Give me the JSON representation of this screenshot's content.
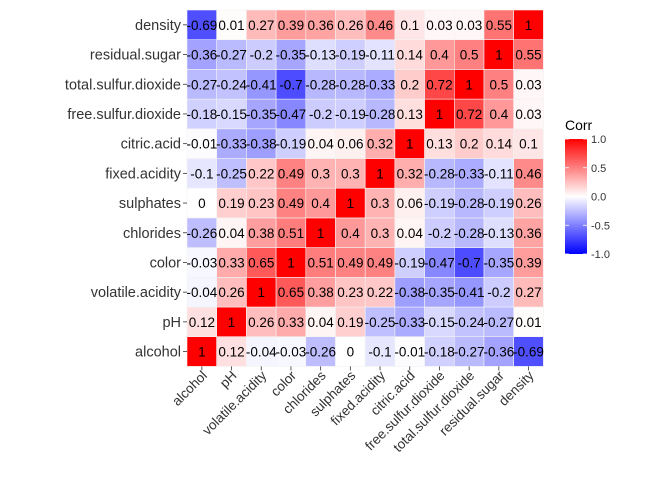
{
  "chart_data": {
    "type": "heatmap",
    "title": "",
    "xlabel": "",
    "ylabel": "",
    "variables": [
      "alcohol",
      "pH",
      "volatile.acidity",
      "color",
      "chlorides",
      "sulphates",
      "fixed.acidity",
      "citric.acid",
      "free.sulfur.dioxide",
      "total.sulfur.dioxide",
      "residual.sugar",
      "density"
    ],
    "matrix": [
      [
        1,
        0.12,
        -0.04,
        -0.03,
        -0.26,
        0,
        -0.1,
        -0.01,
        -0.18,
        -0.27,
        -0.36,
        -0.69
      ],
      [
        0.12,
        1,
        0.26,
        0.33,
        0.04,
        0.19,
        -0.25,
        -0.33,
        -0.15,
        -0.24,
        -0.27,
        0.01
      ],
      [
        -0.04,
        0.26,
        1,
        0.65,
        0.38,
        0.23,
        0.22,
        -0.38,
        -0.35,
        -0.41,
        -0.2,
        0.27
      ],
      [
        -0.03,
        0.33,
        0.65,
        1,
        0.51,
        0.49,
        0.49,
        -0.19,
        -0.47,
        -0.7,
        -0.35,
        0.39
      ],
      [
        -0.26,
        0.04,
        0.38,
        0.51,
        1,
        0.4,
        0.3,
        0.04,
        -0.2,
        -0.28,
        -0.13,
        0.36
      ],
      [
        0,
        0.19,
        0.23,
        0.49,
        0.4,
        1,
        0.3,
        0.06,
        -0.19,
        -0.28,
        -0.19,
        0.26
      ],
      [
        -0.1,
        -0.25,
        0.22,
        0.49,
        0.3,
        0.3,
        1,
        0.32,
        -0.28,
        -0.33,
        -0.11,
        0.46
      ],
      [
        -0.01,
        -0.33,
        -0.38,
        -0.19,
        0.04,
        0.06,
        0.32,
        1,
        0.13,
        0.2,
        0.14,
        0.1
      ],
      [
        -0.18,
        -0.15,
        -0.35,
        -0.47,
        -0.2,
        -0.19,
        -0.28,
        0.13,
        1,
        0.72,
        0.4,
        0.03
      ],
      [
        -0.27,
        -0.24,
        -0.41,
        -0.7,
        -0.28,
        -0.28,
        -0.33,
        0.2,
        0.72,
        1,
        0.5,
        0.03
      ],
      [
        -0.36,
        -0.27,
        -0.2,
        -0.35,
        -0.13,
        -0.19,
        -0.11,
        0.14,
        0.4,
        0.5,
        1,
        0.55
      ],
      [
        -0.69,
        0.01,
        0.27,
        0.39,
        0.36,
        0.26,
        0.46,
        0.1,
        0.03,
        0.03,
        0.55,
        1
      ]
    ],
    "value_range": [
      -1,
      1
    ],
    "legend": {
      "title": "Corr",
      "placement": "right",
      "ticks": [
        1.0,
        0.5,
        0.0,
        -0.5,
        -1.0
      ],
      "tick_labels": [
        "1.0",
        "0.5",
        "0.0",
        "-0.5",
        "-1.0"
      ]
    },
    "colors": {
      "low": "#0000ff",
      "mid": "#ffffff",
      "high": "#ff0000"
    }
  }
}
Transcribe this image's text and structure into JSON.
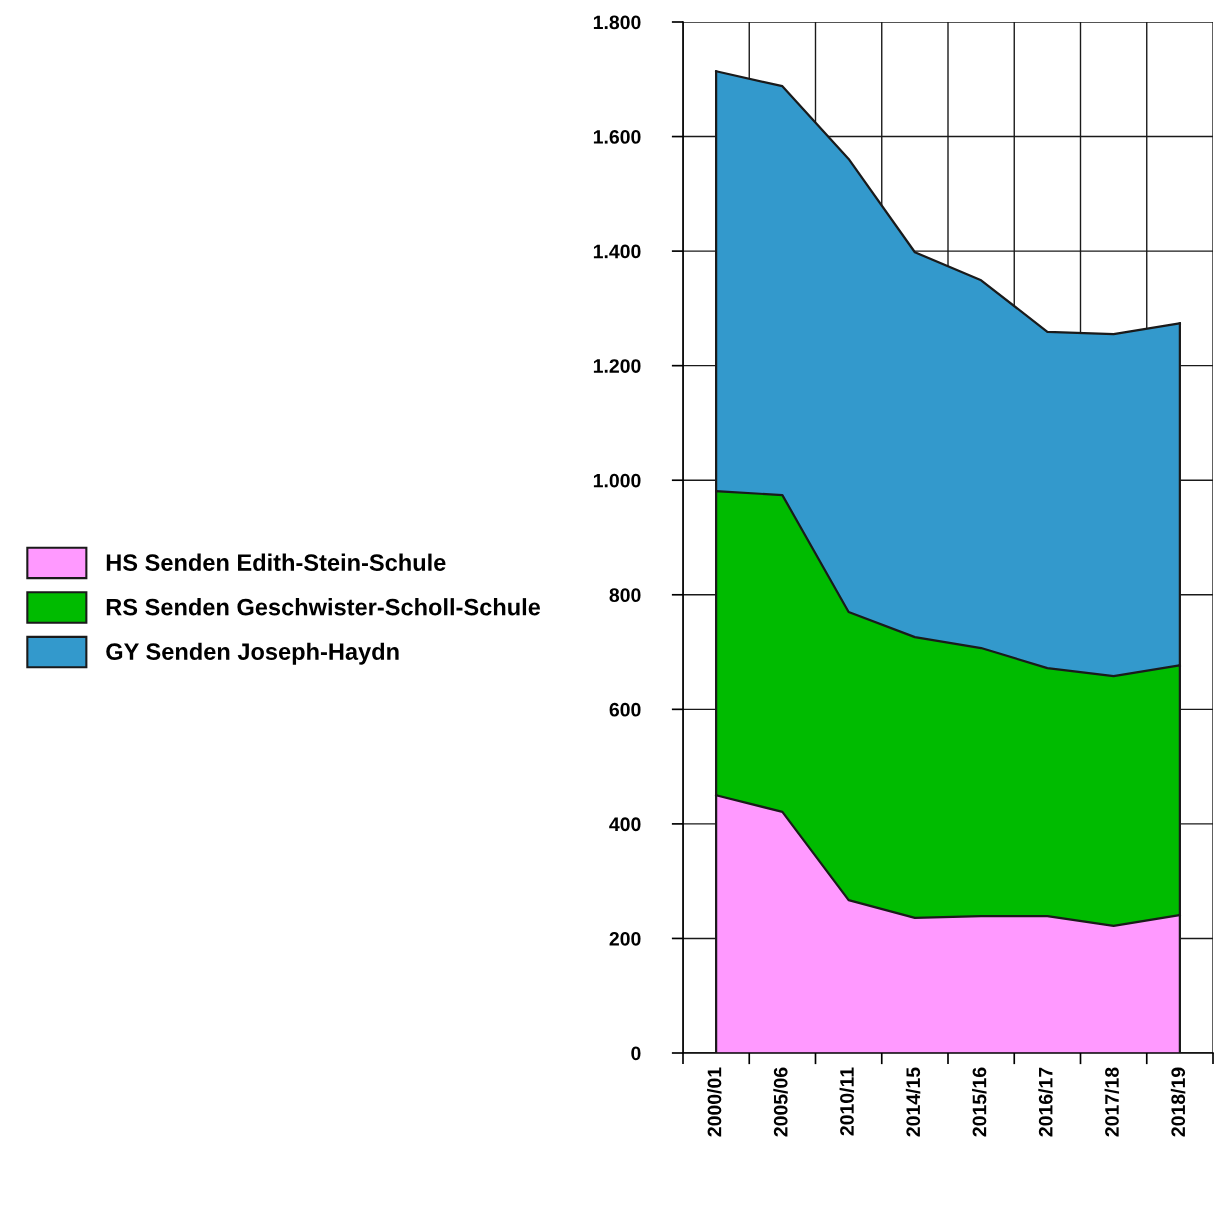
{
  "chart_data": {
    "type": "area",
    "stacked": true,
    "categories": [
      "2000/01",
      "2005/06",
      "2010/11",
      "2014/15",
      "2015/16",
      "2016/17",
      "2017/18",
      "2018/19"
    ],
    "series": [
      {
        "name": "HS Senden Edith-Stein-Schule",
        "color": "#ff99ff",
        "values": [
          450,
          421,
          267,
          236,
          239,
          239,
          222,
          241
        ]
      },
      {
        "name": "RS Senden Geschwister-Scholl-Schule",
        "color": "#00bb00",
        "values": [
          531,
          553,
          503,
          490,
          468,
          433,
          436,
          436
        ]
      },
      {
        "name": "GY Senden Joseph-Haydn",
        "color": "#3399cc",
        "values": [
          733,
          714,
          791,
          672,
          642,
          587,
          597,
          597
        ]
      }
    ],
    "ylim": [
      0,
      1800
    ],
    "yticks": [
      0,
      200,
      400,
      600,
      800,
      {
        "value": 1000,
        "label": "1.000"
      },
      {
        "value": 1200,
        "label": "1.200"
      },
      {
        "value": 1400,
        "label": "1.400"
      },
      {
        "value": 1600,
        "label": "1.600"
      },
      {
        "value": 1800,
        "label": "1.800"
      }
    ],
    "grid": true,
    "legend": "left"
  }
}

What the task asks
Omit the pictures. Transcribe every record exactly.

The solution
Give me the JSON representation of this screenshot's content.
{
  "chart_data": {
    "type": "heatmap",
    "title": "",
    "xlabel": "",
    "ylabel": "",
    "variables": [
      "alcohol",
      "pH",
      "volatile.acidity",
      "color",
      "chlorides",
      "sulphates",
      "fixed.acidity",
      "citric.acid",
      "free.sulfur.dioxide",
      "total.sulfur.dioxide",
      "residual.sugar",
      "density"
    ],
    "matrix": [
      [
        1,
        0.12,
        -0.04,
        -0.03,
        -0.26,
        0,
        -0.1,
        -0.01,
        -0.18,
        -0.27,
        -0.36,
        -0.69
      ],
      [
        0.12,
        1,
        0.26,
        0.33,
        0.04,
        0.19,
        -0.25,
        -0.33,
        -0.15,
        -0.24,
        -0.27,
        0.01
      ],
      [
        -0.04,
        0.26,
        1,
        0.65,
        0.38,
        0.23,
        0.22,
        -0.38,
        -0.35,
        -0.41,
        -0.2,
        0.27
      ],
      [
        -0.03,
        0.33,
        0.65,
        1,
        0.51,
        0.49,
        0.49,
        -0.19,
        -0.47,
        -0.7,
        -0.35,
        0.39
      ],
      [
        -0.26,
        0.04,
        0.38,
        0.51,
        1,
        0.4,
        0.3,
        0.04,
        -0.2,
        -0.28,
        -0.13,
        0.36
      ],
      [
        0,
        0.19,
        0.23,
        0.49,
        0.4,
        1,
        0.3,
        0.06,
        -0.19,
        -0.28,
        -0.19,
        0.26
      ],
      [
        -0.1,
        -0.25,
        0.22,
        0.49,
        0.3,
        0.3,
        1,
        0.32,
        -0.28,
        -0.33,
        -0.11,
        0.46
      ],
      [
        -0.01,
        -0.33,
        -0.38,
        -0.19,
        0.04,
        0.06,
        0.32,
        1,
        0.13,
        0.2,
        0.14,
        0.1
      ],
      [
        -0.18,
        -0.15,
        -0.35,
        -0.47,
        -0.2,
        -0.19,
        -0.28,
        0.13,
        1,
        0.72,
        0.4,
        0.03
      ],
      [
        -0.27,
        -0.24,
        -0.41,
        -0.7,
        -0.28,
        -0.28,
        -0.33,
        0.2,
        0.72,
        1,
        0.5,
        0.03
      ],
      [
        -0.36,
        -0.27,
        -0.2,
        -0.35,
        -0.13,
        -0.19,
        -0.11,
        0.14,
        0.4,
        0.5,
        1,
        0.55
      ],
      [
        -0.69,
        0.01,
        0.27,
        0.39,
        0.36,
        0.26,
        0.46,
        0.1,
        0.03,
        0.03,
        0.55,
        1
      ]
    ],
    "value_range": [
      -1,
      1
    ],
    "legend": {
      "title": "Corr",
      "placement": "right",
      "ticks": [
        1.0,
        0.5,
        0.0,
        -0.5,
        -1.0
      ],
      "tick_labels": [
        "1.0",
        "0.5",
        "0.0",
        "-0.5",
        "-1.0"
      ]
    },
    "colors": {
      "low": "#0000ff",
      "mid": "#ffffff",
      "high": "#ff0000"
    }
  }
}
Transcribe this image's text and structure into JSON.
{
  "chart_data": {
    "type": "area",
    "stacked": true,
    "categories": [
      "2000/01",
      "2005/06",
      "2010/11",
      "2014/15",
      "2015/16",
      "2016/17",
      "2017/18",
      "2018/19"
    ],
    "series": [
      {
        "name": "HS Senden Edith-Stein-Schule",
        "color": "#ff99ff",
        "values": [
          450,
          421,
          267,
          236,
          239,
          239,
          222,
          241
        ]
      },
      {
        "name": "RS Senden Geschwister-Scholl-Schule",
        "color": "#00bb00",
        "values": [
          531,
          553,
          503,
          490,
          468,
          433,
          436,
          436
        ]
      },
      {
        "name": "GY Senden Joseph-Haydn",
        "color": "#3399cc",
        "values": [
          733,
          714,
          791,
          672,
          642,
          587,
          597,
          597
        ]
      }
    ],
    "ylim": [
      0,
      1800
    ],
    "yticks": [
      0,
      200,
      400,
      600,
      800,
      {
        "value": 1000,
        "label": "1.000"
      },
      {
        "value": 1200,
        "label": "1.200"
      },
      {
        "value": 1400,
        "label": "1.400"
      },
      {
        "value": 1600,
        "label": "1.600"
      },
      {
        "value": 1800,
        "label": "1.800"
      }
    ],
    "grid": true,
    "legend": "left"
  }
}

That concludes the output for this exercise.